**GOAL**:
In the listing that follows, count each line containing the string "office" and report only the count.

* begin *

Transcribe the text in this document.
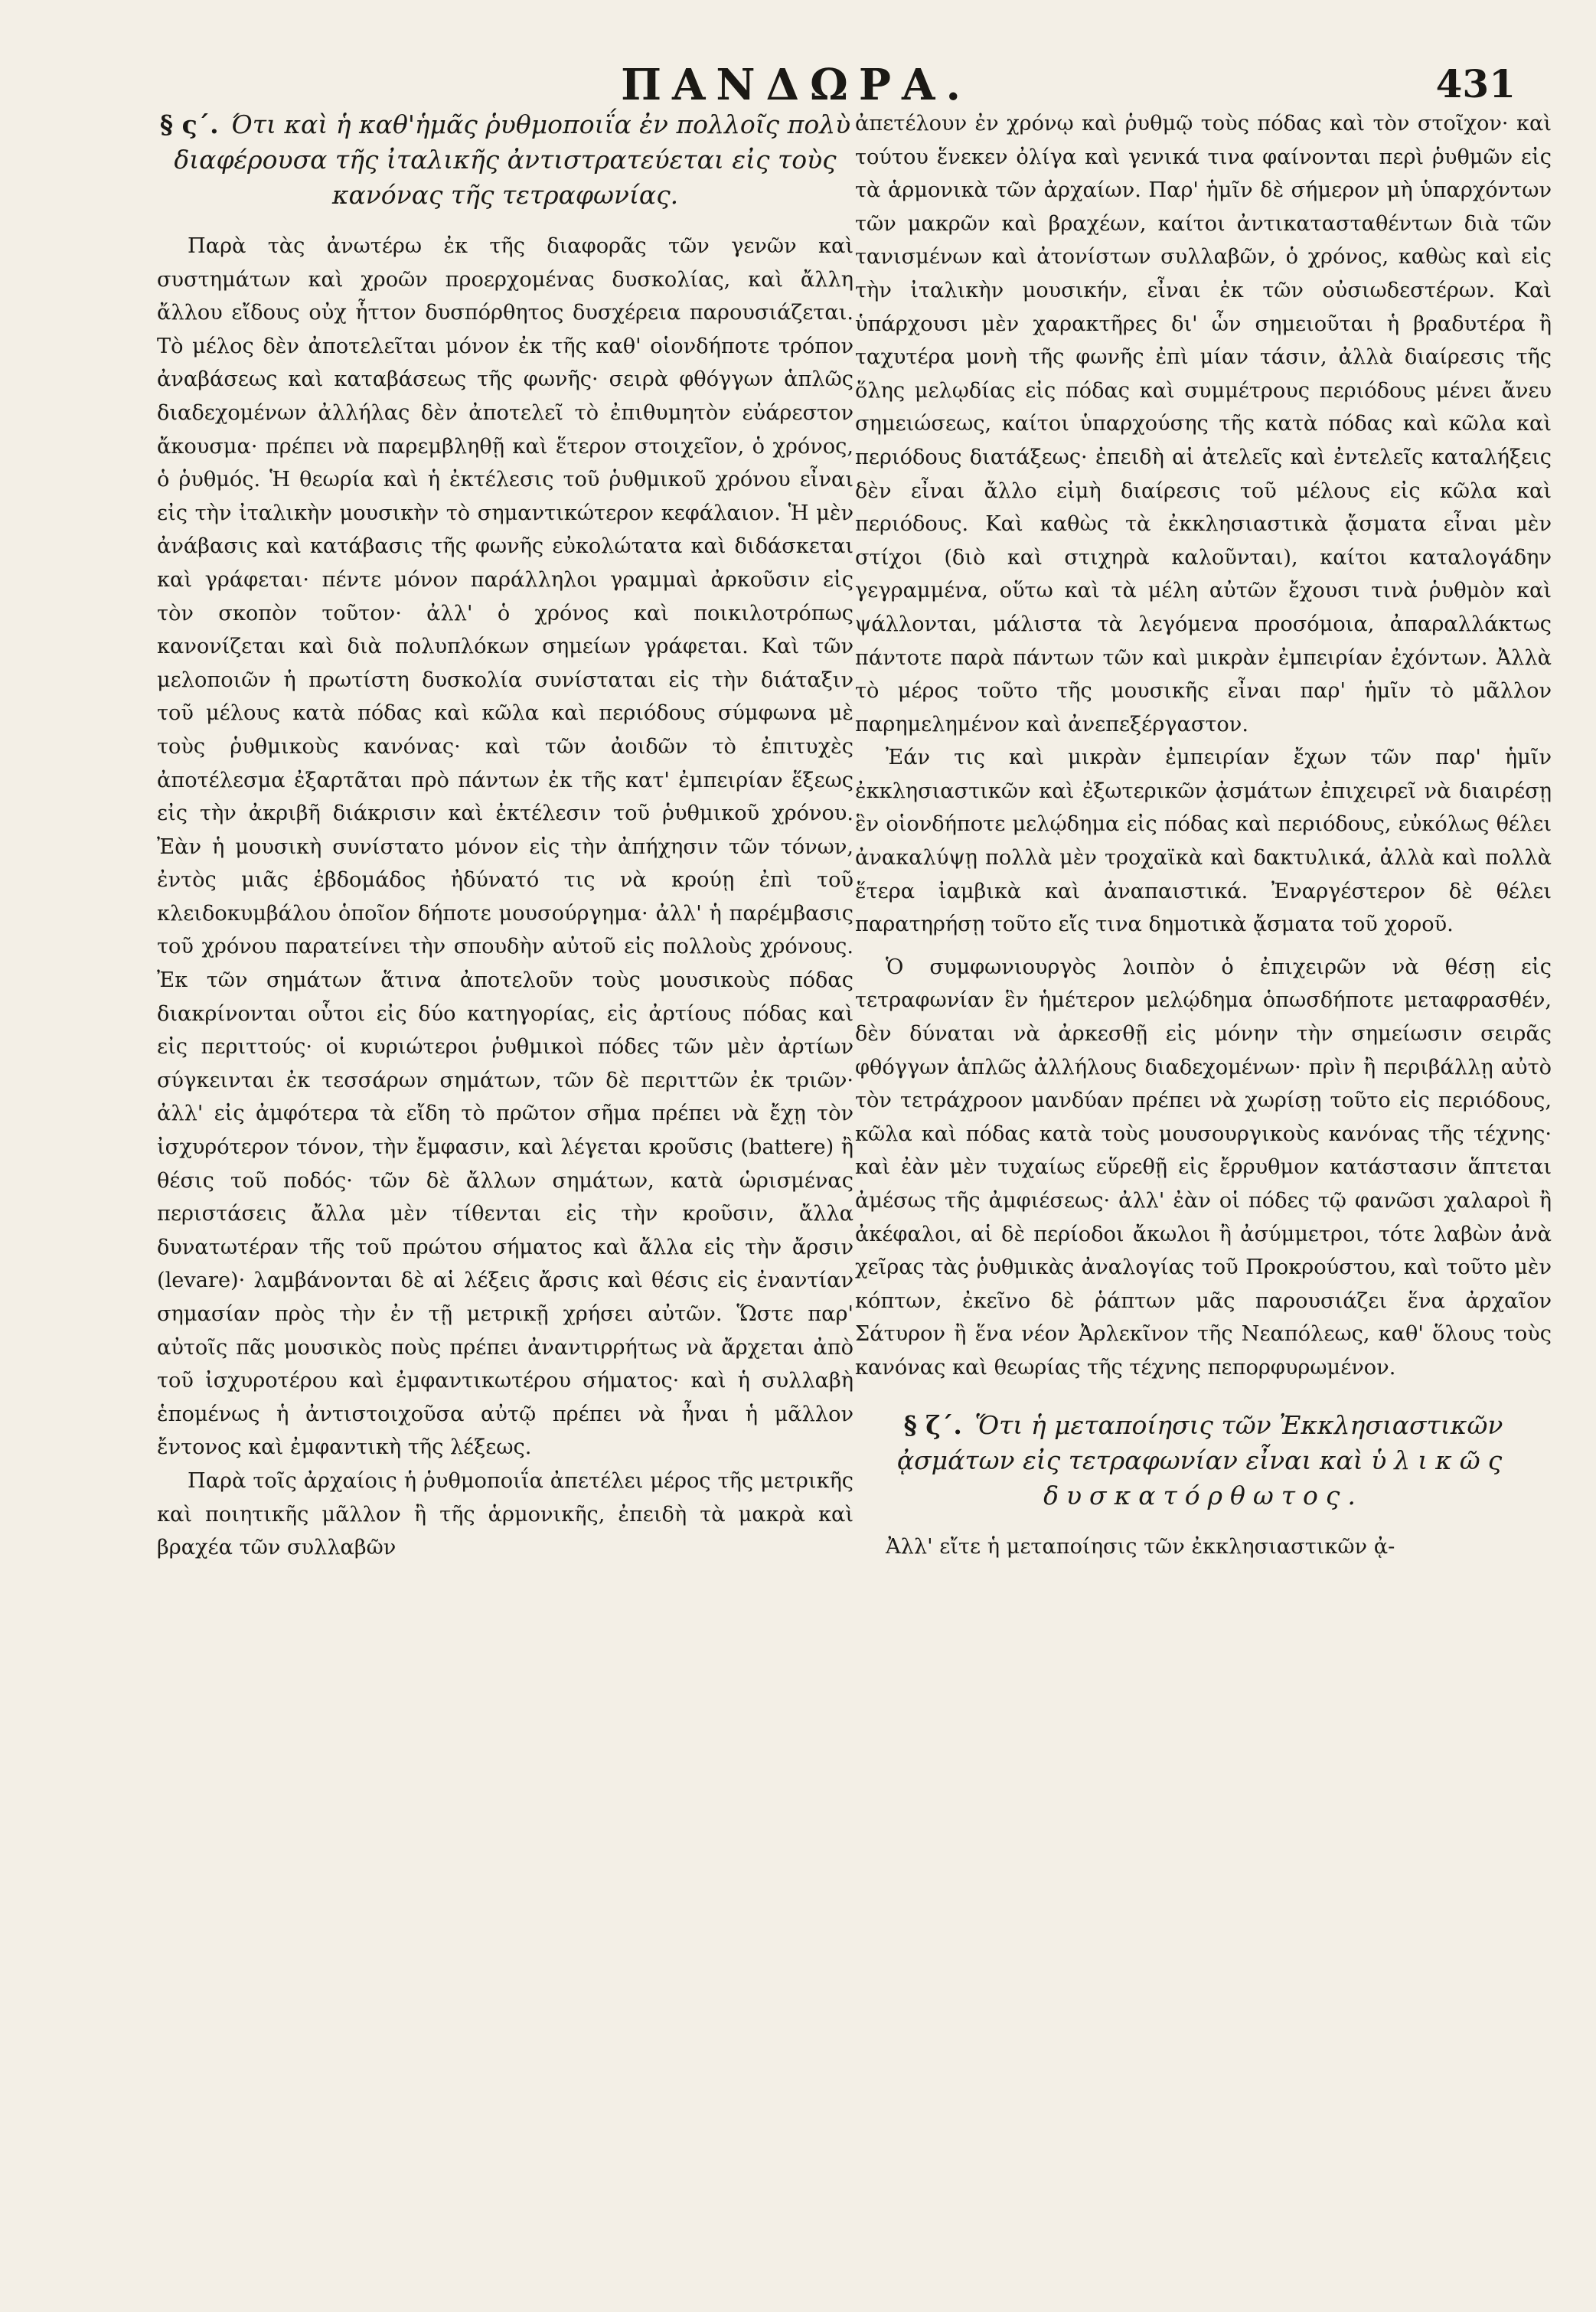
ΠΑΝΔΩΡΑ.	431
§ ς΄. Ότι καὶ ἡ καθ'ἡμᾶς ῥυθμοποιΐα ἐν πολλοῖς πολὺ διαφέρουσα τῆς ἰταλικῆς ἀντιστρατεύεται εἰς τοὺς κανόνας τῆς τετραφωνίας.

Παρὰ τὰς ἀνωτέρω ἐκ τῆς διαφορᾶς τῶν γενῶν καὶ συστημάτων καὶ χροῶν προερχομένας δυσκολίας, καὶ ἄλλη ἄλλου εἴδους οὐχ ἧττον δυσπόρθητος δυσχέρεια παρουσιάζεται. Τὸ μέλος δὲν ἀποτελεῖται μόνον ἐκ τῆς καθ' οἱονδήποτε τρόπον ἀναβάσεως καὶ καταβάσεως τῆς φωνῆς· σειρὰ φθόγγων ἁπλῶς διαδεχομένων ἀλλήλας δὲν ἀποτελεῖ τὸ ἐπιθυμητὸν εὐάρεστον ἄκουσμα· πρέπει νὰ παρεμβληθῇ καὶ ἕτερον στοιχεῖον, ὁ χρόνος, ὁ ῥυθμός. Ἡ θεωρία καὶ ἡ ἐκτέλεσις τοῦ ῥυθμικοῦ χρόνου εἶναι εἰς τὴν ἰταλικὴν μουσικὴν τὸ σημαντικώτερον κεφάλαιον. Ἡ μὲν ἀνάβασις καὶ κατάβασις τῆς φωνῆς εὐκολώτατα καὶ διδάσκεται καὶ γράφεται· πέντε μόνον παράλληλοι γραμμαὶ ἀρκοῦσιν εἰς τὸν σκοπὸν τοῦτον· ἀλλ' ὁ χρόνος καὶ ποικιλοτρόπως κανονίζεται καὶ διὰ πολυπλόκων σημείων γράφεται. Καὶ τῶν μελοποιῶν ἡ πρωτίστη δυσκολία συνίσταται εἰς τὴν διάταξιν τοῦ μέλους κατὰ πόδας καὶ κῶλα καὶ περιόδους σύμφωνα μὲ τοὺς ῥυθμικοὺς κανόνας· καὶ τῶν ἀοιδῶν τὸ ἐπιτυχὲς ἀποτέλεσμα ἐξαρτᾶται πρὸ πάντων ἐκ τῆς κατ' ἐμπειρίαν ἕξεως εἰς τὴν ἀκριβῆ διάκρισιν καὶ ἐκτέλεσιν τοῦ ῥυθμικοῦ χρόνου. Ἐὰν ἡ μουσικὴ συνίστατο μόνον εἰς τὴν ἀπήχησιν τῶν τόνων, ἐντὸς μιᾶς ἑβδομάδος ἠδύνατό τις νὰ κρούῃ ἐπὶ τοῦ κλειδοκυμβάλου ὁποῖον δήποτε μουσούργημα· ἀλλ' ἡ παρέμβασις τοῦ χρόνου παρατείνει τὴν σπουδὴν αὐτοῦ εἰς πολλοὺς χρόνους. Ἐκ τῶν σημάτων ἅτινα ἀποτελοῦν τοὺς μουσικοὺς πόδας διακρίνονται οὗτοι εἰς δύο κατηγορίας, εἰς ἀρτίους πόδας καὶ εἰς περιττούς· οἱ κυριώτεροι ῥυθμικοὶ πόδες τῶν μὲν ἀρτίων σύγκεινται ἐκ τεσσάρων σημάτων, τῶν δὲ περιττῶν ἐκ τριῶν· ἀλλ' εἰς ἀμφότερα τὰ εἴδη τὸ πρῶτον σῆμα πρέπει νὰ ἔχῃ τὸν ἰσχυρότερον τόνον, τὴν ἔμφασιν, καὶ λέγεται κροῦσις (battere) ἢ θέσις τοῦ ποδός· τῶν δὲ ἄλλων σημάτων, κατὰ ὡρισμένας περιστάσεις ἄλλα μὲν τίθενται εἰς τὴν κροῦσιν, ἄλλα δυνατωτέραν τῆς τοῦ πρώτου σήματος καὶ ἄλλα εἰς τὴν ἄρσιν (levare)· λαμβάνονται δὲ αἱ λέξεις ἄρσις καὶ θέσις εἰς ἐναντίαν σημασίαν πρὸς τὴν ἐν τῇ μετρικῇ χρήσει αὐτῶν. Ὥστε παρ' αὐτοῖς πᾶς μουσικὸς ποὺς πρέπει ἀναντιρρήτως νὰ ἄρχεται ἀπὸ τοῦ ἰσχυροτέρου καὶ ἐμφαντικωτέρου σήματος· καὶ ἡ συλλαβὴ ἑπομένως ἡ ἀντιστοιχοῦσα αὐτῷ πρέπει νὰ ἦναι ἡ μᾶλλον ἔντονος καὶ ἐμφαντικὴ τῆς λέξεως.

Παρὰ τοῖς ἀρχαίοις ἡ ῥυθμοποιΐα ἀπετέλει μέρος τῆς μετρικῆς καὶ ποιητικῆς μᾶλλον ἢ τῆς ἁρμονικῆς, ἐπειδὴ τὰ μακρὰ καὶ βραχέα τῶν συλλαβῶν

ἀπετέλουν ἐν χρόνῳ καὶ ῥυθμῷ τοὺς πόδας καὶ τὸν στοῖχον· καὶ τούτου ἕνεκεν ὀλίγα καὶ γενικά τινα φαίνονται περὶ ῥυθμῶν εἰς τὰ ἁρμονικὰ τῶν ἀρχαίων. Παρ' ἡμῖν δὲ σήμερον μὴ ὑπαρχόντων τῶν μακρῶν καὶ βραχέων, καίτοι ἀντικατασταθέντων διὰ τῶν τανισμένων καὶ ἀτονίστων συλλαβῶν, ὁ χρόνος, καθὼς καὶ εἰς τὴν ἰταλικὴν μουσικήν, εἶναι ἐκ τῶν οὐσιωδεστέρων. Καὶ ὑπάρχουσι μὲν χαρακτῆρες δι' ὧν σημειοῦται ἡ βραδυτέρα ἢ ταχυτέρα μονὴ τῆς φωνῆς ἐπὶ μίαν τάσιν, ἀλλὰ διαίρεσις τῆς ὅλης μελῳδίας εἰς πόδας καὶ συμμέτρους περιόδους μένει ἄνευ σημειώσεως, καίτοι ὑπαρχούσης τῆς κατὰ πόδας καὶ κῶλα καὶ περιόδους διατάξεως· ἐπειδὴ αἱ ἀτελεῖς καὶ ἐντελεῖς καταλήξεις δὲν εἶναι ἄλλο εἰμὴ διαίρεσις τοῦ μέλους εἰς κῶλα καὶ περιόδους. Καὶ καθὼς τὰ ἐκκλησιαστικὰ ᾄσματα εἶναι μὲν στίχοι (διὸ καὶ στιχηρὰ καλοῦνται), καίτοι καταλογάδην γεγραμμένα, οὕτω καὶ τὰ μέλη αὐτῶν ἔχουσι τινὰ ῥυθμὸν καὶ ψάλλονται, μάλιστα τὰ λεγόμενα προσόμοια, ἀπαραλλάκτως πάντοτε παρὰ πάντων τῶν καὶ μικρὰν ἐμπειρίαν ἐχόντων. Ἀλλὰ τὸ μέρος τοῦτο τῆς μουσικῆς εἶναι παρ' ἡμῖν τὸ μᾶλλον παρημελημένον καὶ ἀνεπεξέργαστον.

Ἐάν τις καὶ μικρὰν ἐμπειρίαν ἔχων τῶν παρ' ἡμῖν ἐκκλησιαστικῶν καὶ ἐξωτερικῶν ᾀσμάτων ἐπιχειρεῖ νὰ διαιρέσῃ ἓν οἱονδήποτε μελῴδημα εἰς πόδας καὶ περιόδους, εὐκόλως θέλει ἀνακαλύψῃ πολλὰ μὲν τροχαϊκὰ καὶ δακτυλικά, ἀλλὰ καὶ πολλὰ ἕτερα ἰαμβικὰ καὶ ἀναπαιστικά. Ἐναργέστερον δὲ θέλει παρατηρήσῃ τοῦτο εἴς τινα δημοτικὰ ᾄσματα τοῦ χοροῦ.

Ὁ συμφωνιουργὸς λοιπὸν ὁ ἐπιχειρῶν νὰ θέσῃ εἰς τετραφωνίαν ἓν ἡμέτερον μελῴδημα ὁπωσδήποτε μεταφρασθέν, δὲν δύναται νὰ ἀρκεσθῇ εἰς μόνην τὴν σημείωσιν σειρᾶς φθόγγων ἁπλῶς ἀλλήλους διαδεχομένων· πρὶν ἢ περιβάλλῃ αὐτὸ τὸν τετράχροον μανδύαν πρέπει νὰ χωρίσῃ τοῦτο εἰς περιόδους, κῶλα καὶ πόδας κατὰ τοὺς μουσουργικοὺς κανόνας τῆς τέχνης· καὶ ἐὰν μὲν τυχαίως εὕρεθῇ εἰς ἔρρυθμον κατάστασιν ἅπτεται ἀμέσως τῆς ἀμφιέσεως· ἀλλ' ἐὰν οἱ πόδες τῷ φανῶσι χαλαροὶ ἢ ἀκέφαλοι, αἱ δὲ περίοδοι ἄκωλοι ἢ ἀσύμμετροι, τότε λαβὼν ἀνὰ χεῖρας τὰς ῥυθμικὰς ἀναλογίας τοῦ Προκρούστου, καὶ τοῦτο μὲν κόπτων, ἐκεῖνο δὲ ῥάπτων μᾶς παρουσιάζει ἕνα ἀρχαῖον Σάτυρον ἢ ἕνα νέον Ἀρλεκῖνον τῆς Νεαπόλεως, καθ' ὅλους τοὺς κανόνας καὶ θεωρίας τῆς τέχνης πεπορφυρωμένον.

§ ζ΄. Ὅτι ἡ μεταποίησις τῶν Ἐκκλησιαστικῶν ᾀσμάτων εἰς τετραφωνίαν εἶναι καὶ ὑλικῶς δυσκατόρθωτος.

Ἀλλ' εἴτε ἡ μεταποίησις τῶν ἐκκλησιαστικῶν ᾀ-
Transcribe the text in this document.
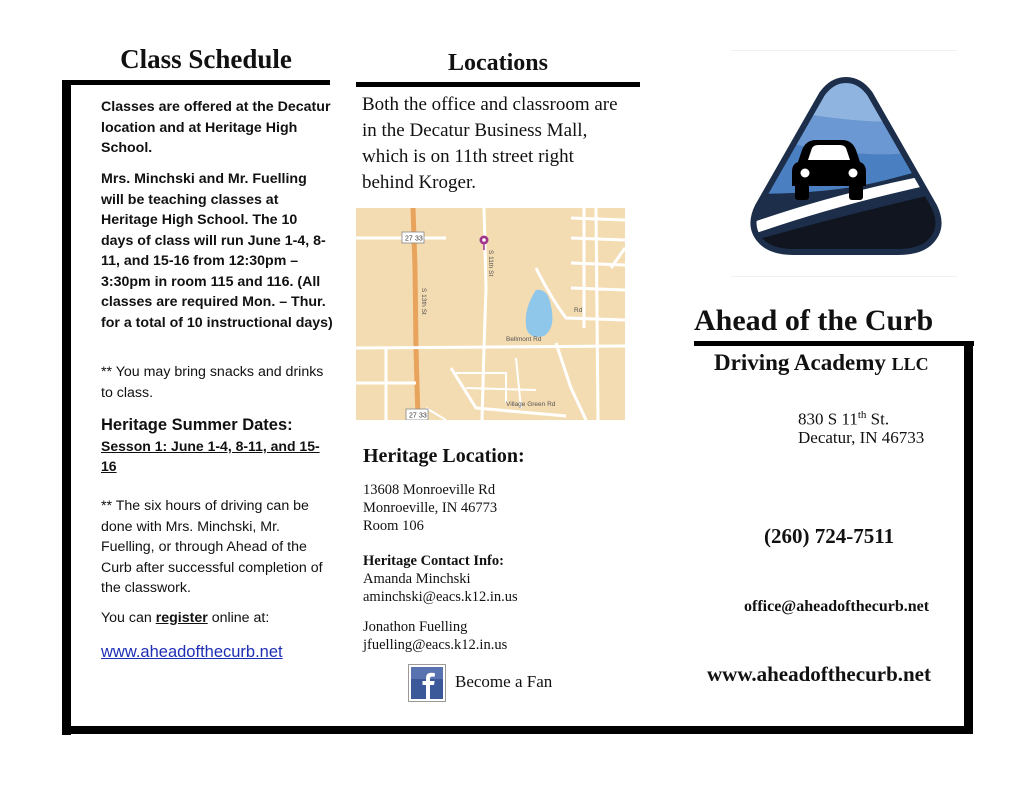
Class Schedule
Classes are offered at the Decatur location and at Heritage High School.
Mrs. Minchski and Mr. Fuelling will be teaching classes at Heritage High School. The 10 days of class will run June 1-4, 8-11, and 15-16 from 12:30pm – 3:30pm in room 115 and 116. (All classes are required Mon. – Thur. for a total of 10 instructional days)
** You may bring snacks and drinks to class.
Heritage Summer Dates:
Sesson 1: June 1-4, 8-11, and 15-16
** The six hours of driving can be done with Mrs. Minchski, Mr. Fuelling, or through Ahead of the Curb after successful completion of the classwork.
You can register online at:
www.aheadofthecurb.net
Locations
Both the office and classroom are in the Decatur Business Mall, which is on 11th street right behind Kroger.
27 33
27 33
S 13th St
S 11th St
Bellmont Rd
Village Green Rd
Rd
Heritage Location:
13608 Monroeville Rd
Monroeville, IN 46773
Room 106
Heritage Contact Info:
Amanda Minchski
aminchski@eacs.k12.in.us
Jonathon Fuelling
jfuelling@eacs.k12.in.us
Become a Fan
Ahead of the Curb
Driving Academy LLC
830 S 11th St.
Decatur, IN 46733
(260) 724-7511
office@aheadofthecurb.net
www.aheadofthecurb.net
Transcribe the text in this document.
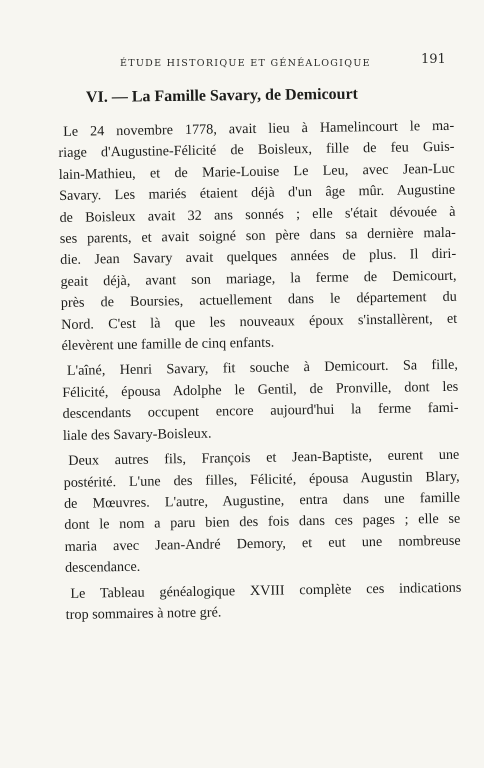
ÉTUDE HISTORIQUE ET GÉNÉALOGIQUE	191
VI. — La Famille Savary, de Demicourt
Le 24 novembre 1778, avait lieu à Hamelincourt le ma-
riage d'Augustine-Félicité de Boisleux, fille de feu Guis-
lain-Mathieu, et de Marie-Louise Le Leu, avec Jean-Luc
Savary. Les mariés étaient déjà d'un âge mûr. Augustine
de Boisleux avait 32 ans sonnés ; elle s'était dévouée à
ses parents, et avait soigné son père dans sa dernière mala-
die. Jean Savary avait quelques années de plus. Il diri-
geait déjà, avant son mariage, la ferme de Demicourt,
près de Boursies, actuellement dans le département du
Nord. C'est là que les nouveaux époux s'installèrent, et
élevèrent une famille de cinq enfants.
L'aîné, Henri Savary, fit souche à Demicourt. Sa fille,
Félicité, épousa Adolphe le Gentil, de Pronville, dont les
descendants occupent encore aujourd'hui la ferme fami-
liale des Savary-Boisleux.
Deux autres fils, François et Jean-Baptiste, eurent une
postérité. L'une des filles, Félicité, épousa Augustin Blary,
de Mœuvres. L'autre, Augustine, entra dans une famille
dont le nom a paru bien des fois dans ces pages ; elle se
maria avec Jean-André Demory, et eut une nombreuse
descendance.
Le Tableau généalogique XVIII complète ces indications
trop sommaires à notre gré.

* end *

**FINAL RESULT**:
2